-- Document excerpt --
Without seeing the parent XAML, I can't say for sure what your current problem is. You are using attached properties that may not have any effect without the correct parent control. That being said, there is a much easier way.

First, create a class that models your data; say:

public class Input
{
    public string Label {get; set;}
    public string Value {get; set;}
}

Without going through how to set up MVVM: MVVM: Tutorial from start to finish?

Do this:

<ListView ItemsSource="{Binding InputCollection}">
   <ListView.ItemTemplate>
      <DataTemplate>
         <StackPanel Orientation="Horizontal">
             <TextBlock Text="{Binding Label}"/>
             <TextBox Text="{Binding Value}"/>
         </StackPanel>
      </DataTemplate>
   </ListView.ItemTemplate>
</ListView>

This does the following:

  1. Sets up a ListView that populates off of the "InputCollection" property in your ViewModel, which is likely an ObservableCollection<Input>
  2. Makes each item a horizontal stack panel that

    a. Has a text block bound to the "Label" property of the item

    b. Has a text box bound to the "Value" property of the item

Take that compared to the equivalent WinForms code. I would argue that it is much clearer, easier to maintain and understand, and overall, is much better practice. I would strongly disagree that life was "easier" with WinForms in this instance.

(Page segmentation data)
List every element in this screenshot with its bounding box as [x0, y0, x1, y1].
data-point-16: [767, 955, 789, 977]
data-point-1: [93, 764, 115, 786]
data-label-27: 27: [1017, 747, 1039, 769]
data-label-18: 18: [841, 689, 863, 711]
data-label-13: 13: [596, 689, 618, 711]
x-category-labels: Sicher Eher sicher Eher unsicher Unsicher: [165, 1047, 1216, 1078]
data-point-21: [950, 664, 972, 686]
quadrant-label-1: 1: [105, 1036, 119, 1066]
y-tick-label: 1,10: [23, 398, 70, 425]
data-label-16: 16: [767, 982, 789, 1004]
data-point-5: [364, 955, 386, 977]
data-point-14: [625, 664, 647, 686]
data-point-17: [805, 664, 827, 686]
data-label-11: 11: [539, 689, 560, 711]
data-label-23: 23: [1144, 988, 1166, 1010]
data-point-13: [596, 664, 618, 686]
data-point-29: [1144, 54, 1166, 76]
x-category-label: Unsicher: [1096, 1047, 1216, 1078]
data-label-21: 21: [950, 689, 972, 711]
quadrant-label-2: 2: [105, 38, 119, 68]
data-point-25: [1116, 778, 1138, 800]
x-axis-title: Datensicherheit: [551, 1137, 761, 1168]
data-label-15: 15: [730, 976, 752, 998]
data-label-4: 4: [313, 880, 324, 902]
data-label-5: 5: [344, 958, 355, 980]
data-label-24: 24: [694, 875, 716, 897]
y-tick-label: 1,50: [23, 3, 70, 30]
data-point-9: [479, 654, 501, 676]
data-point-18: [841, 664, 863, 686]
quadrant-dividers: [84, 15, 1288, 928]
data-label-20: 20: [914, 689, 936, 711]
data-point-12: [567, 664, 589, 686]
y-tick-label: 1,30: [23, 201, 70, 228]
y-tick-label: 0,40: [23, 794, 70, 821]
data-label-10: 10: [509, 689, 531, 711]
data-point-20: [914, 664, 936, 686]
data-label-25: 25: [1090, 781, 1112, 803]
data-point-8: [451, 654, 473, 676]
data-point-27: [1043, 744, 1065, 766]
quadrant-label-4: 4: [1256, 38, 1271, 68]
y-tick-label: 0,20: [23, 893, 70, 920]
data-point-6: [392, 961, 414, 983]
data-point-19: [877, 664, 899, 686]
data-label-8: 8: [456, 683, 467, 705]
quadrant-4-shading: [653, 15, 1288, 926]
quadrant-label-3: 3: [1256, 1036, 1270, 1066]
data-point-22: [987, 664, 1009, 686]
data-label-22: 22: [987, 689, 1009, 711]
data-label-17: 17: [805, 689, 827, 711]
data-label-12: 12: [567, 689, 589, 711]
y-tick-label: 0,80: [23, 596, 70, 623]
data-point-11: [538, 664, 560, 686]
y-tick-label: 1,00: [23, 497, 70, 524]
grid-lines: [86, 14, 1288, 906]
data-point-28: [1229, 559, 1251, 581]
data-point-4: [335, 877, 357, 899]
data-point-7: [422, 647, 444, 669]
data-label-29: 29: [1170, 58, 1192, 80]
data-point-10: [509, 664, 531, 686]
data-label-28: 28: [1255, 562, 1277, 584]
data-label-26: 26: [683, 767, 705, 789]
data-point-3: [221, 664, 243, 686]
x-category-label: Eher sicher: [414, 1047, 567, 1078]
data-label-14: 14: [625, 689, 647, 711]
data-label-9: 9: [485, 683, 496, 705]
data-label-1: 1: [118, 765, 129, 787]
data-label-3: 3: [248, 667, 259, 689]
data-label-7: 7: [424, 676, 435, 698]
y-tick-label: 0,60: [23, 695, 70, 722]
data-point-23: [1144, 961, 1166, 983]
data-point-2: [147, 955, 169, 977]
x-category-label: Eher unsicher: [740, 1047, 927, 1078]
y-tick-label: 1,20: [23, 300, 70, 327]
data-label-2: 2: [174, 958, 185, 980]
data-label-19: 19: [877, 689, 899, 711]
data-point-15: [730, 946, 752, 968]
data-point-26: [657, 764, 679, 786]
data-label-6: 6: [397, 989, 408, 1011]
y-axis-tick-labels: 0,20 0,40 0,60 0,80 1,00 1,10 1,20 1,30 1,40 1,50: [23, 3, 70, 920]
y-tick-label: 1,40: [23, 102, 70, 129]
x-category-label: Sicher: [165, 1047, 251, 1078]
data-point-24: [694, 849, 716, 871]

-- Exercise requirements --
**1.** Decide whether each statement agrees with the ListView answer. Answer yes or no, quoting the words that decide it.
(a) The Input class has two string properties, Label and Value.
(b) The writer finds WinForms easier in this case.
(c) Each item is made a vertical stack panel.
**2.** Swap "parent" for "enclosing" in the ListView answer. Write out the passage that begins at the words "Without seeing the" and stops after "start to finish?".
These items have nothing to do with the work on the ListView answer.

-- Replies --
**1.**
(a) Yes: "public string Label {get; set;}" and "public string Value {get; set;}"
(b) No: "I would strongly disagree that life was "easier" with WinForms in this instance."
(c) No: "Makes each item a horizontal stack panel"

**2.**
Without seeing the enclosing XAML, I can't say for sure what your current problem is. You are using attached properties that may not have any effect without the correct enclosing control. That being said, there is a much easier way.

First, create a class that models your data; say:

public class Input
{
    public string Label {get; set;}
    public string Value {get; set;}
}

Without going through how to set up MVVM: MVVM: Tutorial from start to finish?